→ **Aim of the exercise**: Reproduce the material from its first line through the line containing "timestamp[interactable]: 56min: [303, 17, 344, 34]", renaming "clapping-hands-icon" to "applause-icon" and leaving all else unaltered.
Start of Available data
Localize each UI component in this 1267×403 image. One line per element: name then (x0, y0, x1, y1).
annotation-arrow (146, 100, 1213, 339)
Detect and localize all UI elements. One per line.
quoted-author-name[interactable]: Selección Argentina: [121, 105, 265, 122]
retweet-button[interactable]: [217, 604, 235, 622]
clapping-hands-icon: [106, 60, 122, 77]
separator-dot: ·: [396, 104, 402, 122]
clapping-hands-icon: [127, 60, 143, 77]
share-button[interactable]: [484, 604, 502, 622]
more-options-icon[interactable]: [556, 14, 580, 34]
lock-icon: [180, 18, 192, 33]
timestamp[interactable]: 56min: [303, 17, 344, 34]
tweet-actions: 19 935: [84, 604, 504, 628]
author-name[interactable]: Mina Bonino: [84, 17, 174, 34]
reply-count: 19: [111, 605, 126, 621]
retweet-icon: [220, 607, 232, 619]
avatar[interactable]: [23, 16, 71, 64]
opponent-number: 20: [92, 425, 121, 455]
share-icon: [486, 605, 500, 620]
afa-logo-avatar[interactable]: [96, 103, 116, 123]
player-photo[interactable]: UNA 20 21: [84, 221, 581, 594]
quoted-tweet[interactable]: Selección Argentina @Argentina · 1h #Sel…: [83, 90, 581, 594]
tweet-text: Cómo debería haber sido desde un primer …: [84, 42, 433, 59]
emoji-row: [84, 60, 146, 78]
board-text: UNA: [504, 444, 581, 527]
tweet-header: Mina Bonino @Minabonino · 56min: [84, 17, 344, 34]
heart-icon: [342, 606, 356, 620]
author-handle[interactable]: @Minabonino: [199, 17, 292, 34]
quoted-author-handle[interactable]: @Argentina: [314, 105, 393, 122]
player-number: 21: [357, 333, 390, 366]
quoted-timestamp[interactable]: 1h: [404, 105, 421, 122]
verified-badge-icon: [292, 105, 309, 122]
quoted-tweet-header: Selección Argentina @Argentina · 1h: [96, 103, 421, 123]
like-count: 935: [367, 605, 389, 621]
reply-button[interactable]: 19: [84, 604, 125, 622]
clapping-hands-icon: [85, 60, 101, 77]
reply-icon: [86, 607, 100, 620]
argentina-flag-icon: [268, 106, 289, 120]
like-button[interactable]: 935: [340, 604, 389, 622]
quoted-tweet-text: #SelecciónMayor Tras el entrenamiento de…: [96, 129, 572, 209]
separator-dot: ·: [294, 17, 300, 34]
End of Available data
→ **Answer to this task**:
Localize each UI component in this 1267×403 image. One line per element: name then (x0, y0, x1, y1).
annotation-arrow (146, 100, 1213, 339)
Detect and localize all UI elements. One per line.
quoted-author-name[interactable]: Selección Argentina: [121, 105, 265, 122]
retweet-button[interactable]: [217, 604, 235, 622]
applause-icon: [106, 60, 122, 77]
separator-dot: ·: [396, 104, 402, 122]
applause-icon: [127, 60, 143, 77]
share-button[interactable]: [484, 604, 502, 622]
more-options-icon[interactable]: [556, 14, 580, 34]
lock-icon: [180, 18, 192, 33]
timestamp[interactable]: 56min: [303, 17, 344, 34]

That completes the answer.